GIVEN TASK: List all lines in the material below that contain "Técnicos".

EXERCISE MATERIALS:
================

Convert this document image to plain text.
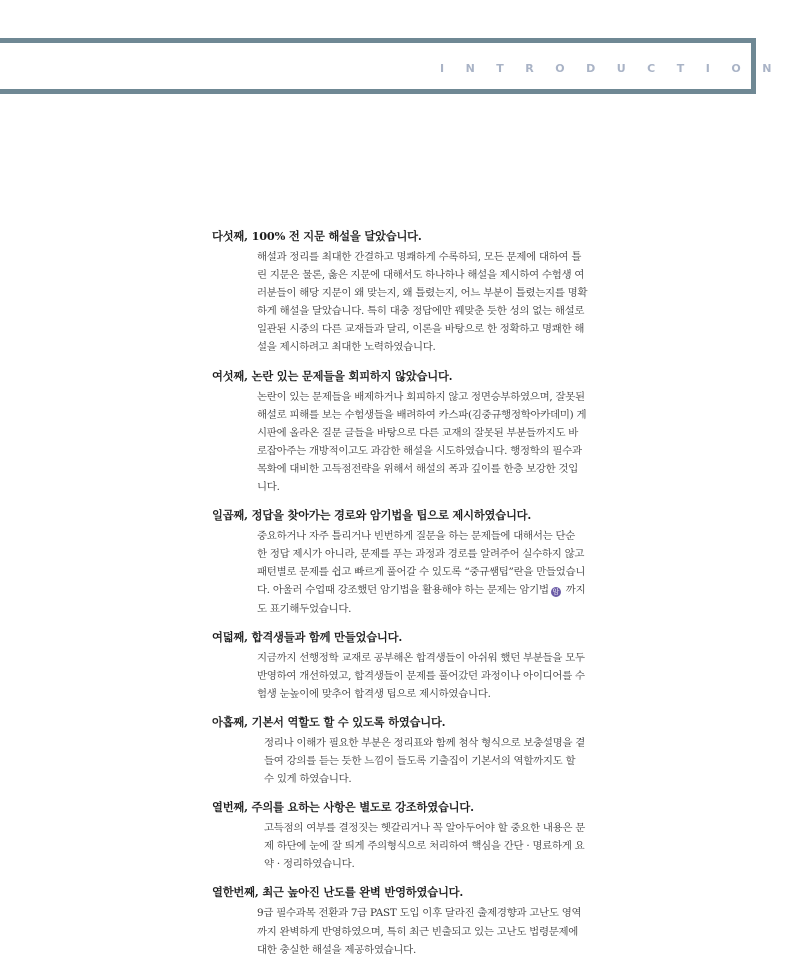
INTRODUCTION
다섯째, 100% 전 지문 해설을 달았습니다.
해설과 정리를 최대한 간결하고 명쾌하게 수록하되, 모든 문제에 대하여 틀
린 지문은 물론, 옳은 지문에 대해서도 하나하나 해설을 제시하여 수험생 여
러분들이 해당 지문이 왜 맞는지, 왜 틀렸는지, 어느 부분이 틀렸는지를 명확
하게 해설을 달았습니다. 특히 대충 정답에만 꿰맞춘 듯한 성의 없는 해설로
일관된 시중의 다른 교재들과 달리, 이론을 바탕으로 한 정확하고 명쾌한 해
설을 제시하려고 최대한 노력하였습니다.
여섯째, 논란 있는 문제들을 회피하지 않았습니다.
논란이 있는 문제들을 배제하거나 회피하지 않고 정면승부하였으며, 잘못된
해설로 피해를 보는 수험생들을 배려하여 카스파(김중규행정학아카데미) 게
시판에 올라온 질문 글들을 바탕으로 다른 교재의 잘못된 부분들까지도 바
로잡아주는 개방적이고도 과감한 해설을 시도하였습니다. 행정학의 필수과
목화에 대비한 고득점전략을 위해서 해설의 폭과 깊이를 한층 보강한 것입
니다.
일곱째, 정답을 찾아가는 경로와 암기법을 팁으로 제시하였습니다.
중요하거나 자주 틀리거나 빈번하게 질문을 하는 문제들에 대해서는 단순
한 정답 제시가 아니라, 문제를 푸는 과정과 경로를 알려주어 실수하지 않고
패턴별로 문제를 쉽고 빠르게 풀어갈 수 있도록 “중규쌤팁”란을 만들었습니
다. 아울러 수업때 강조했던 암기법을 활용해야 하는 문제는 암기법 암 까지
도 표기해두었습니다.
여덟째, 합격생들과 함께 만들었습니다.
지금까지 선행정학 교재로 공부해온 합격생들이 아쉬워 했던 부분들을 모두
반영하여 개선하였고, 합격생들이 문제를 풀어갔던 과정이나 아이디어를 수
험생 눈높이에 맞추어 합격생 팁으로 제시하였습니다.
아홉째, 기본서 역할도 할 수 있도록 하였습니다.
정리나 이해가 필요한 부분은 정리표와 함께 첨삭 형식으로 보충설명을 곁
들여 강의를 듣는 듯한 느낌이 들도록 기출집이 기본서의 역할까지도 할
수 있게 하였습니다.
열번째, 주의를 요하는 사항은 별도로 강조하였습니다.
고득점의 여부를 결정짓는 헷갈리거나 꼭 알아두어야 할 중요한 내용은 문
제 하단에 눈에 잘 띄게 주의형식으로 처리하여 핵심을 간단 · 명료하게 요
약 · 정리하였습니다.
열한번째, 최근 높아진 난도를 완벽 반영하였습니다.
9급 필수과목 전환과 7급 PAST 도입 이후 달라진 출제경향과 고난도 영역
까지 완벽하게 반영하였으며, 특히 최근 빈출되고 있는 고난도 법령문제에
대한 충실한 해설을 제공하였습니다.
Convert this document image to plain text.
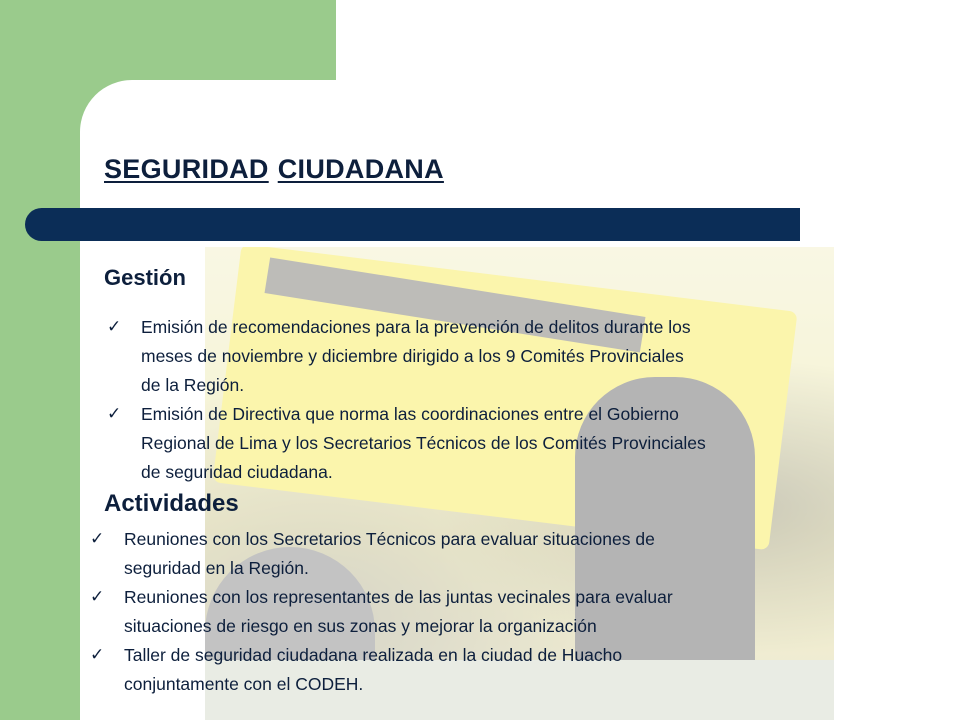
SEGURIDAD CIUDADANA
Gestión
✓ Emisión de recomendaciones para la prevención de delitos durante los
meses de noviembre y diciembre dirigido a los 9 Comités Provinciales
de la Región.
✓ Emisión de Directiva que norma las coordinaciones entre el Gobierno
Regional de Lima y los Secretarios Técnicos de los Comités Provinciales
de seguridad ciudadana.
Actividades
✓ Reuniones con los Secretarios Técnicos para evaluar situaciones de
seguridad en la Región.
✓ Reuniones con los representantes de las juntas vecinales para evaluar
situaciones de riesgo en sus zonas y mejorar la organización
✓ Taller de seguridad ciudadana realizada en la ciudad de Huacho
conjuntamente con el CODEH.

================

TASK RESPONSE:
Regional de Lima y los Secretarios Técnicos de los Comités Provinciales
✓ Reuniones con los Secretarios Técnicos para evaluar situaciones de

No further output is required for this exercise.